■ **PROBLEM REQUIREMENTS**: Scan the entries below. List each line with "eget".

■ **INFORMATION SUPPLIED**:
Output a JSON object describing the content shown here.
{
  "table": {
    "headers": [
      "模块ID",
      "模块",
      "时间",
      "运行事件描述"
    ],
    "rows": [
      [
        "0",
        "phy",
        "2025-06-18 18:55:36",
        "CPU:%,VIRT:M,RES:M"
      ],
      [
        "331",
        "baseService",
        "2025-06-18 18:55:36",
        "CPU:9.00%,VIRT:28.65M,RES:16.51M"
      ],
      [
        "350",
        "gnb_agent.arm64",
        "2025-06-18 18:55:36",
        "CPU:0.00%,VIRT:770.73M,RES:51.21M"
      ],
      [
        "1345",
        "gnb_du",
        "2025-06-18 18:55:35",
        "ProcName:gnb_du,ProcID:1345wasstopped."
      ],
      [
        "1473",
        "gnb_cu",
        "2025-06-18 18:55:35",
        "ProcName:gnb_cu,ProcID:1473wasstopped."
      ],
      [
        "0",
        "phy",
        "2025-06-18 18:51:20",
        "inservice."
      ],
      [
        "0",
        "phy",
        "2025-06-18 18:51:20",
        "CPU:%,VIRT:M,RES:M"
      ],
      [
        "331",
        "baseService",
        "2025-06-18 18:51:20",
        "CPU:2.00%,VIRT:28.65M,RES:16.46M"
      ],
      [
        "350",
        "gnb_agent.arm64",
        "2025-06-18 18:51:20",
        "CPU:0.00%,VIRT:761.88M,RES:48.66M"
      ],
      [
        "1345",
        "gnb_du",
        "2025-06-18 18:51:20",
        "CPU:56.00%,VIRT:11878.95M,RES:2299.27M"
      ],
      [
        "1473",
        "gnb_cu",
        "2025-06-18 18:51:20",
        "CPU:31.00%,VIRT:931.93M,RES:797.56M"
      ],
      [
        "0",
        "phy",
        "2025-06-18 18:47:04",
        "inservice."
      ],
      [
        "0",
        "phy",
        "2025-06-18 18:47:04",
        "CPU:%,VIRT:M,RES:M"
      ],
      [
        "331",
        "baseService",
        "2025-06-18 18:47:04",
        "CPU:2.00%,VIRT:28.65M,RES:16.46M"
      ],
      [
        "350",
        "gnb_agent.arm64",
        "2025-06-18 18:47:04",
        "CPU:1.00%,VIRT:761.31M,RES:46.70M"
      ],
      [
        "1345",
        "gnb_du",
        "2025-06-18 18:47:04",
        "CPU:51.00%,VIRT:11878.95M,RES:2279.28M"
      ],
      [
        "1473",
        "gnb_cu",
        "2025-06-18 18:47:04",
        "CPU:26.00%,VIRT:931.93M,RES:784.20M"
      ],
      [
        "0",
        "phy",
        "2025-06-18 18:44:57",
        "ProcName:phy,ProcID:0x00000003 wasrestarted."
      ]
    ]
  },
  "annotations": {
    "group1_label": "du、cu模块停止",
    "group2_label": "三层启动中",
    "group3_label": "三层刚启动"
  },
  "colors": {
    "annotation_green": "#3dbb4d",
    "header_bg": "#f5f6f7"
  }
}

...

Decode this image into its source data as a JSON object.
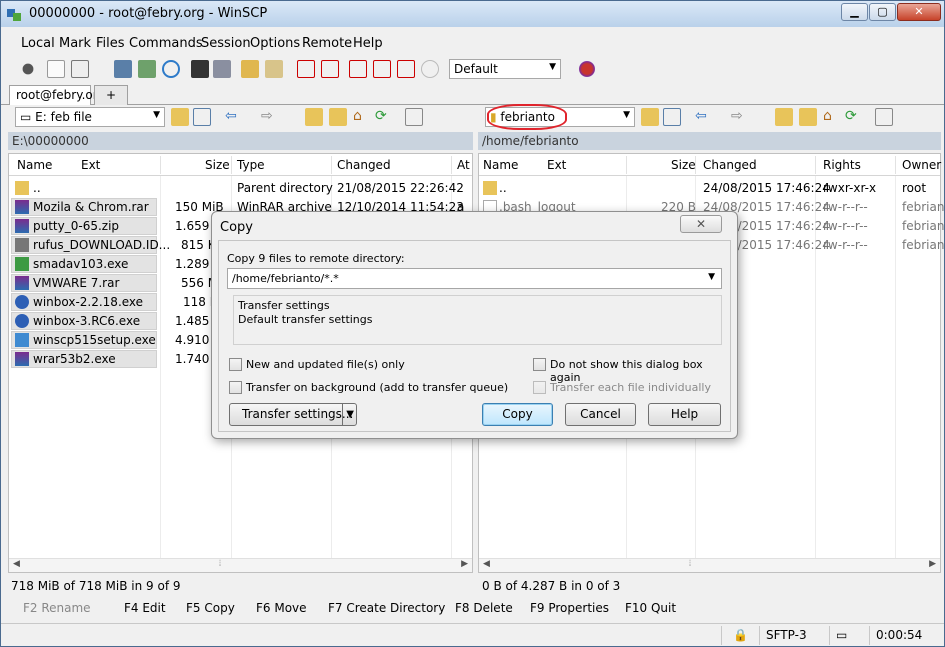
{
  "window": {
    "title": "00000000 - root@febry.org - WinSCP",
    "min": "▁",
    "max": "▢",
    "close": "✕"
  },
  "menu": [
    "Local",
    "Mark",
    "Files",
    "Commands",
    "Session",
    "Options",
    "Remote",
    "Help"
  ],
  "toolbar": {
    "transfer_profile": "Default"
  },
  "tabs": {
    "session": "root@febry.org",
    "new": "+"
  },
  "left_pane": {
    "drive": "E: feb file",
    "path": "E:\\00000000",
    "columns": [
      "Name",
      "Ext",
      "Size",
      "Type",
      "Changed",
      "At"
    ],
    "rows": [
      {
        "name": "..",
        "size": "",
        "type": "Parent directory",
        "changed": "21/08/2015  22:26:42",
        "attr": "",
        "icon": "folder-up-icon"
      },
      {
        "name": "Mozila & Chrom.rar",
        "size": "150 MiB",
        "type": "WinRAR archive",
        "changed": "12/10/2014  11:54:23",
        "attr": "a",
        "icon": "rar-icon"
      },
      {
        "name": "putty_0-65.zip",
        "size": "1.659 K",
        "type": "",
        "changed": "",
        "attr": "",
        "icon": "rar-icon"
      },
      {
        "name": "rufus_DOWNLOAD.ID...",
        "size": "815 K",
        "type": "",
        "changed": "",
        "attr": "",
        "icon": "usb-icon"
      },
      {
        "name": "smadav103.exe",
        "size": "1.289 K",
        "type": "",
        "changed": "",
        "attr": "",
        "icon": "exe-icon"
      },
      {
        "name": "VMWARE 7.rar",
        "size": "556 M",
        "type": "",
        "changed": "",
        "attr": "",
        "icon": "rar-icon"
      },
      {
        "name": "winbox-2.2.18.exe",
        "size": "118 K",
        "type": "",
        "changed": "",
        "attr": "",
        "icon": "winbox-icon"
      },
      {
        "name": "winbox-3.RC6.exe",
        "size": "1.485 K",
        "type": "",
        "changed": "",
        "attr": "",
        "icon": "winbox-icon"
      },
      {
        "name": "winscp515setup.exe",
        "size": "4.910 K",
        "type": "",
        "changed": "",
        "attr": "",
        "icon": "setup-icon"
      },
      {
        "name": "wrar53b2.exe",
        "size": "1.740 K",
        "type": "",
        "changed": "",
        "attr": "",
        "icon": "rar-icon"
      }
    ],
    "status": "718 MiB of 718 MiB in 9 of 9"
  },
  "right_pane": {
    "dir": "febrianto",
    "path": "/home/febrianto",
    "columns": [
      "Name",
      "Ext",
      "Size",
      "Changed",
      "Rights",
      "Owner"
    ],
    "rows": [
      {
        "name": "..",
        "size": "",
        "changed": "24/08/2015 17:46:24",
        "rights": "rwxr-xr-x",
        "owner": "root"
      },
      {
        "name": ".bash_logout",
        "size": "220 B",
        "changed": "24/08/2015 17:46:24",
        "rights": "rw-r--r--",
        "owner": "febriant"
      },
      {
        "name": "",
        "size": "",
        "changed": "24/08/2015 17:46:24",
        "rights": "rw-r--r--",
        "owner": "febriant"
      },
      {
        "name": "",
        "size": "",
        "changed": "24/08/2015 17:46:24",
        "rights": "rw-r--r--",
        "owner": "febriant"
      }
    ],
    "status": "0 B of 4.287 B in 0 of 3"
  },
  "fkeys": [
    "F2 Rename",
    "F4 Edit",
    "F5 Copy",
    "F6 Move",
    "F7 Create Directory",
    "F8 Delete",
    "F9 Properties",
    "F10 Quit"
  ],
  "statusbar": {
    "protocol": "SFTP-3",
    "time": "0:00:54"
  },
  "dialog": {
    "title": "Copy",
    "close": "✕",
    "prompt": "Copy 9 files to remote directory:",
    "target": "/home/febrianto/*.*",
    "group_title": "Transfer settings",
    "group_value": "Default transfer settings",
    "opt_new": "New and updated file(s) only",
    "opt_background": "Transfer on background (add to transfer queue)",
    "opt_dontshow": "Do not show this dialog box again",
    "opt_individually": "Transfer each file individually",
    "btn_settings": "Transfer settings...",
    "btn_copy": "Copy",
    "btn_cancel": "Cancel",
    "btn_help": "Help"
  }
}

* * *

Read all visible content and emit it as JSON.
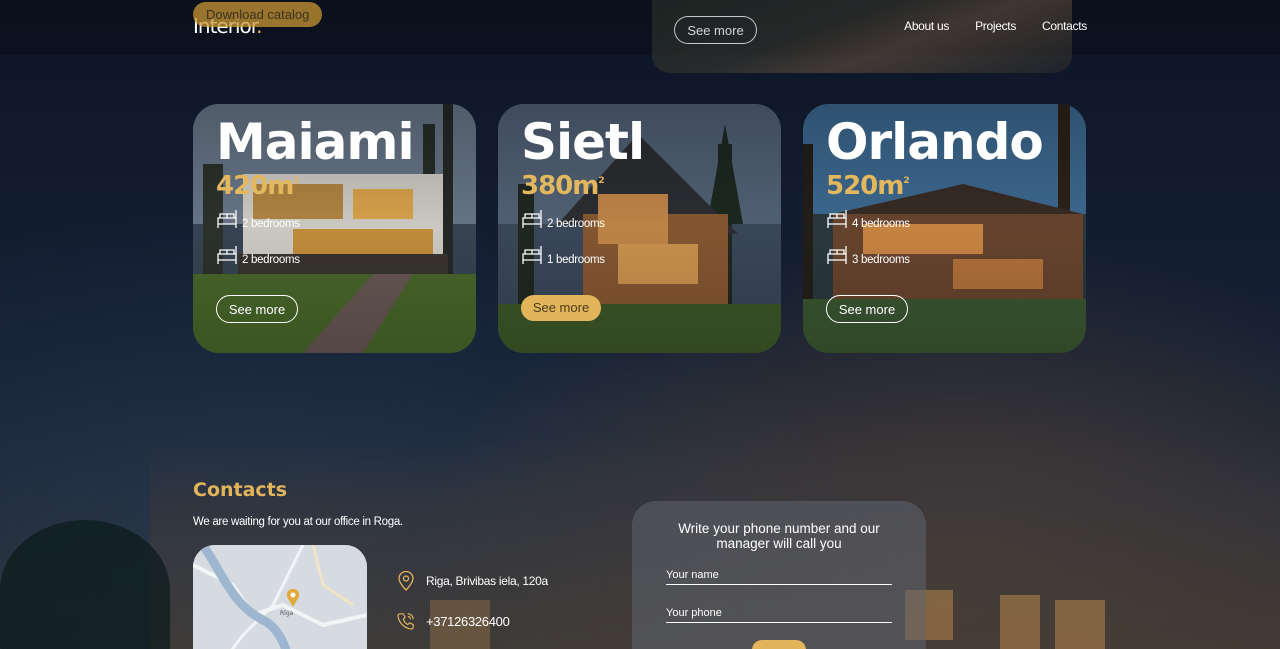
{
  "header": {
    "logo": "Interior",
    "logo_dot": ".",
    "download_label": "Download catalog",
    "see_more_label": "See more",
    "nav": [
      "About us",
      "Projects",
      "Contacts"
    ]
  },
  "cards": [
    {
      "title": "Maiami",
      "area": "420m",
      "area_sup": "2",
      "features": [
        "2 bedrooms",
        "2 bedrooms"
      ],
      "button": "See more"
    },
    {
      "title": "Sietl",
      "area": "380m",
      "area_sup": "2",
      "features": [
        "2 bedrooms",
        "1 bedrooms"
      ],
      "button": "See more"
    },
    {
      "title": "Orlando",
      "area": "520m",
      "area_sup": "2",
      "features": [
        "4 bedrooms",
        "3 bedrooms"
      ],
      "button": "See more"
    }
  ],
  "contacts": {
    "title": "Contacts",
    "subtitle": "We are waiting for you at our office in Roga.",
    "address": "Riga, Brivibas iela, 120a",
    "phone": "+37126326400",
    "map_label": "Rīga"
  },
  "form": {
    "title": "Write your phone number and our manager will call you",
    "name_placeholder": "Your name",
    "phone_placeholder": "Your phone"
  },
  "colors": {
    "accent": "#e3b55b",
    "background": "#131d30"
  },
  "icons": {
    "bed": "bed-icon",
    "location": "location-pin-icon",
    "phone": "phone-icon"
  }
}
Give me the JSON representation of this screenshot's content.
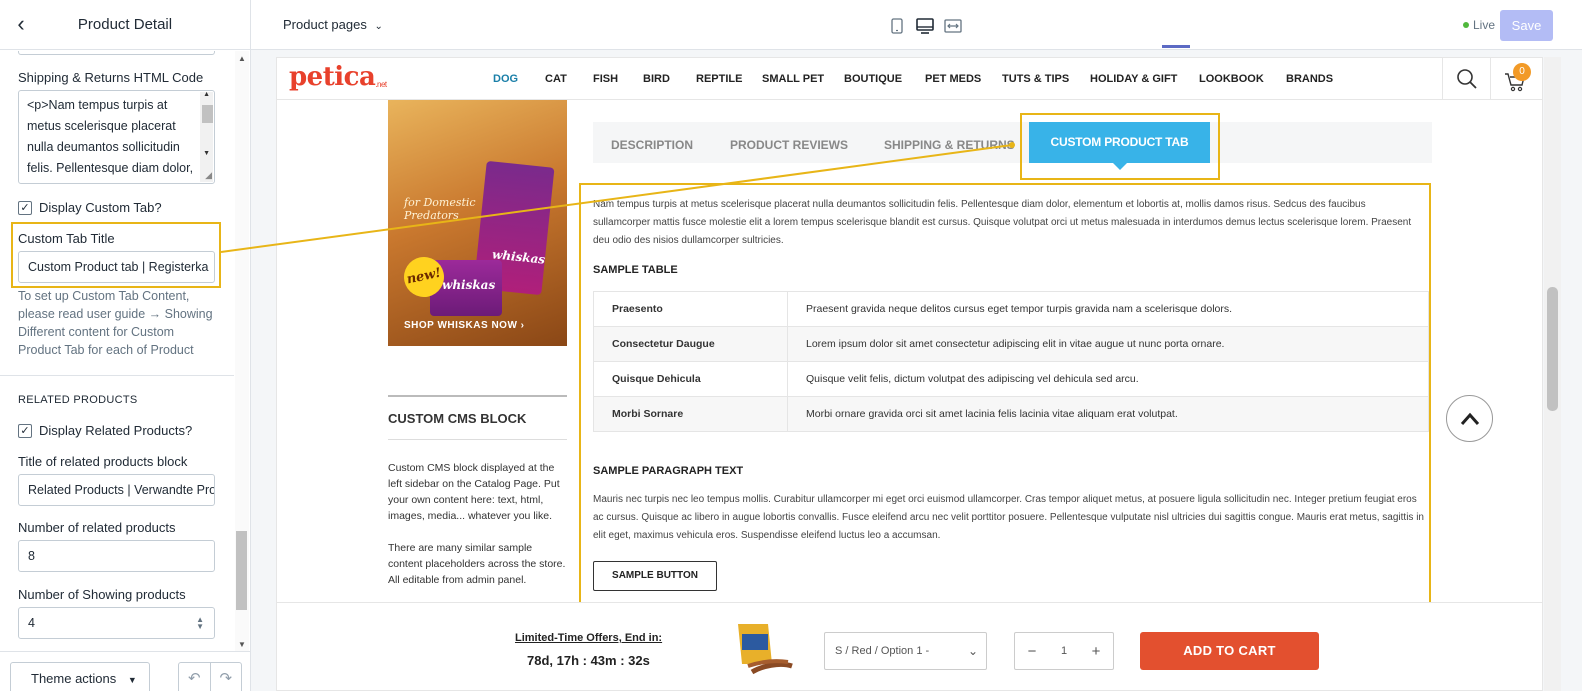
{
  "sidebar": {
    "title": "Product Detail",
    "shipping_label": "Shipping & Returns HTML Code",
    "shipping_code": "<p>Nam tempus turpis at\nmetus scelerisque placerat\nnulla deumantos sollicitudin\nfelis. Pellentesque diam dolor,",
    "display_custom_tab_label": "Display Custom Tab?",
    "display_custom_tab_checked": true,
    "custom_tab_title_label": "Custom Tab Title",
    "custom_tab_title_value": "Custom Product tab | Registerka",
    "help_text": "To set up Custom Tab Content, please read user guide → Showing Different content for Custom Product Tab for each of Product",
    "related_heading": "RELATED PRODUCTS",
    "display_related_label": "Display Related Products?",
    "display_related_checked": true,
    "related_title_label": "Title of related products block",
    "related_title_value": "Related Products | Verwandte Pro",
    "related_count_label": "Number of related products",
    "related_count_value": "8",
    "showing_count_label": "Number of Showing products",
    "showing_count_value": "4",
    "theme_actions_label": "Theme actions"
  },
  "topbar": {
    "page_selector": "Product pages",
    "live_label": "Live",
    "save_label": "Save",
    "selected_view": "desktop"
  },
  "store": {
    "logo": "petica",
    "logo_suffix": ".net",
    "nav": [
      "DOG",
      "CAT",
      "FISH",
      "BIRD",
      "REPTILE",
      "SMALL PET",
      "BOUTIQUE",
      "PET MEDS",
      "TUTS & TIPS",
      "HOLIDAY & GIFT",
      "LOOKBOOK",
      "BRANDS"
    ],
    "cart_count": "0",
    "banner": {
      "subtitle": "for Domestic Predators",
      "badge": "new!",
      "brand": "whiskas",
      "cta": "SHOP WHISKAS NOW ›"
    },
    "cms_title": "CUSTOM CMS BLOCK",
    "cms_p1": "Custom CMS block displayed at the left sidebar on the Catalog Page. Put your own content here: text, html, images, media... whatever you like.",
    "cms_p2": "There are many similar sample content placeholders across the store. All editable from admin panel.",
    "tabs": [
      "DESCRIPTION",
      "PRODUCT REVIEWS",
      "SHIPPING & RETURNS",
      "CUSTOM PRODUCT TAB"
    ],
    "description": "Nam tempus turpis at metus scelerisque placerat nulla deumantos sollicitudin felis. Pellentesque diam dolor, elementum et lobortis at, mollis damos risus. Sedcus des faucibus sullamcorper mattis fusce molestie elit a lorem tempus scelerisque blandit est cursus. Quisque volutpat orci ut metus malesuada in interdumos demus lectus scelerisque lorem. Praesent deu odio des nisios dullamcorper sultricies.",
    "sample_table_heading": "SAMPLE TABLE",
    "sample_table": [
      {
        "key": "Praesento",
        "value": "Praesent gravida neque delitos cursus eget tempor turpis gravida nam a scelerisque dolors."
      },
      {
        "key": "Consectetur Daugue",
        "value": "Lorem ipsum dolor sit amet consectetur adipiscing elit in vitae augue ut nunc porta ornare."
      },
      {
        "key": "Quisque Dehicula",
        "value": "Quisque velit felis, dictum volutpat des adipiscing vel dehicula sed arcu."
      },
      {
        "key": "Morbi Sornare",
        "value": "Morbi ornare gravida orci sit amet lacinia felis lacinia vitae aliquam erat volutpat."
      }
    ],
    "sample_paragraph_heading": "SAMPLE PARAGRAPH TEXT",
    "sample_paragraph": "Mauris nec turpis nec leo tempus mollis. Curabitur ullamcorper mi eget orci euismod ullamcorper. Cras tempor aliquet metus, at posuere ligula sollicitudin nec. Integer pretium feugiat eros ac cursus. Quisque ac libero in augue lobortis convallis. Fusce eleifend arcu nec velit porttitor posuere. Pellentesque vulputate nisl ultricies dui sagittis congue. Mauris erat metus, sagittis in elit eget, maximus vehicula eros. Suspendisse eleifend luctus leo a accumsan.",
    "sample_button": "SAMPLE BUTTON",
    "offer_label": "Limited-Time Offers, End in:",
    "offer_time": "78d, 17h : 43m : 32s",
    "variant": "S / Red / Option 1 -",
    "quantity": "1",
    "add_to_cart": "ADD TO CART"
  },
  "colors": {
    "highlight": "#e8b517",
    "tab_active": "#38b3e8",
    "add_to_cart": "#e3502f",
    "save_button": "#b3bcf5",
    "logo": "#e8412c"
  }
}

■ **RESULT**:
        "value": "Praesent gravida neque delitos cursus eget tempor turpis gravida nam a scelerisque dolors."
    "sample_paragraph": "Mauris nec turpis nec leo tempus mollis. Curabitur ullamcorper mi eget orci euismod ullamcorper. Cras tempor aliquet metus, at posuere ligula sollicitudin nec. Integer pretium feugiat eros ac cursus. Quisque ac libero in augue lobortis convallis. Fusce eleifend arcu nec velit porttitor posuere. Pellentesque vulputate nisl ultricies dui sagittis congue. Mauris erat metus, sagittis in elit eget, maximus vehicula eros. Suspendisse eleifend luctus leo a accumsan.",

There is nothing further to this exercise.